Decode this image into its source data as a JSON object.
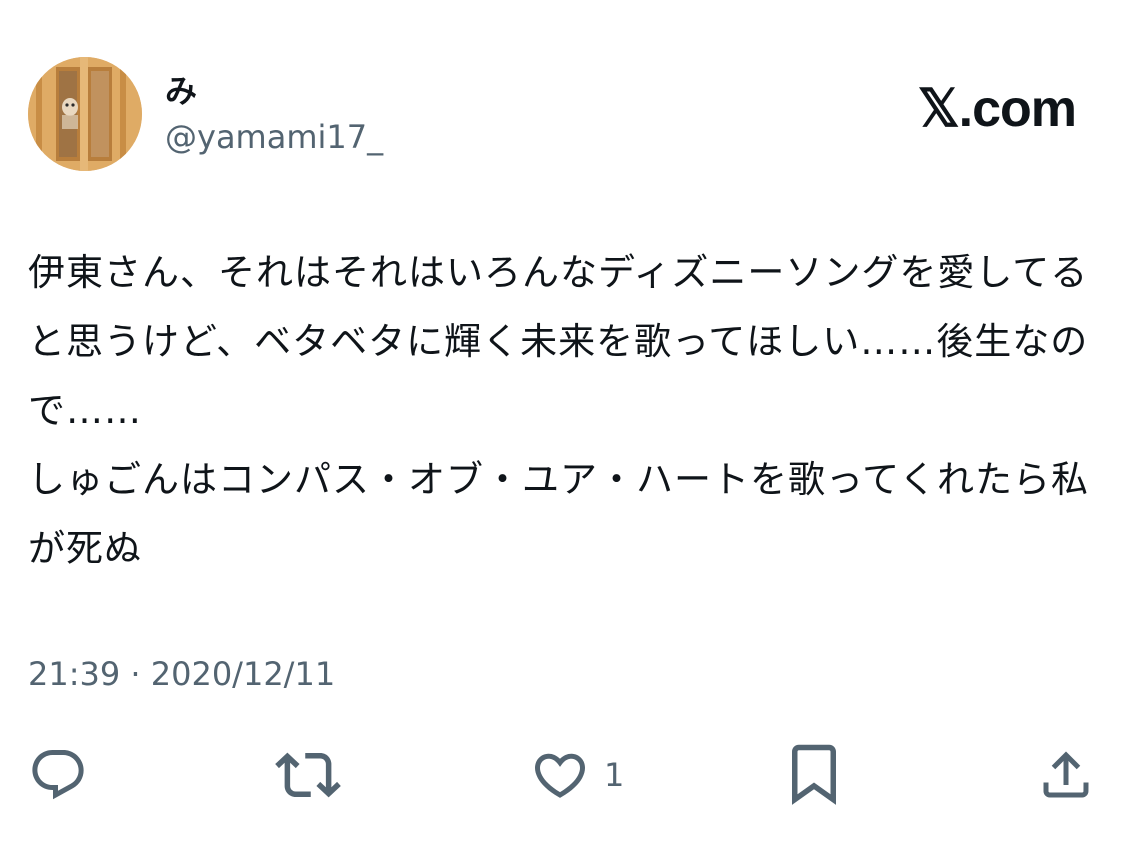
{
  "user": {
    "display_name": "み",
    "handle": "@yamami17_"
  },
  "brand": {
    "text": "𝕏.com"
  },
  "tweet": {
    "text": "伊東さん、それはそれはいろんなディズニーソングを愛してると思うけど、ベタベタに輝く未来を歌ってほしい……後生なので……\nしゅごんはコンパス・オブ・ユア・ハートを歌ってくれたら私が死ぬ",
    "timestamp": "21:39 · 2020/12/11"
  },
  "actions": {
    "reply_icon": "reply-icon",
    "retweet_icon": "retweet-icon",
    "like_icon": "heart-icon",
    "like_count": "1",
    "bookmark_icon": "bookmark-icon",
    "share_icon": "share-icon"
  },
  "colors": {
    "text": "#0f1419",
    "secondary": "#536471"
  }
}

+===+

(Given exercise) Count the lines of the data that include the string "text", and give only that number.

(Final result) 3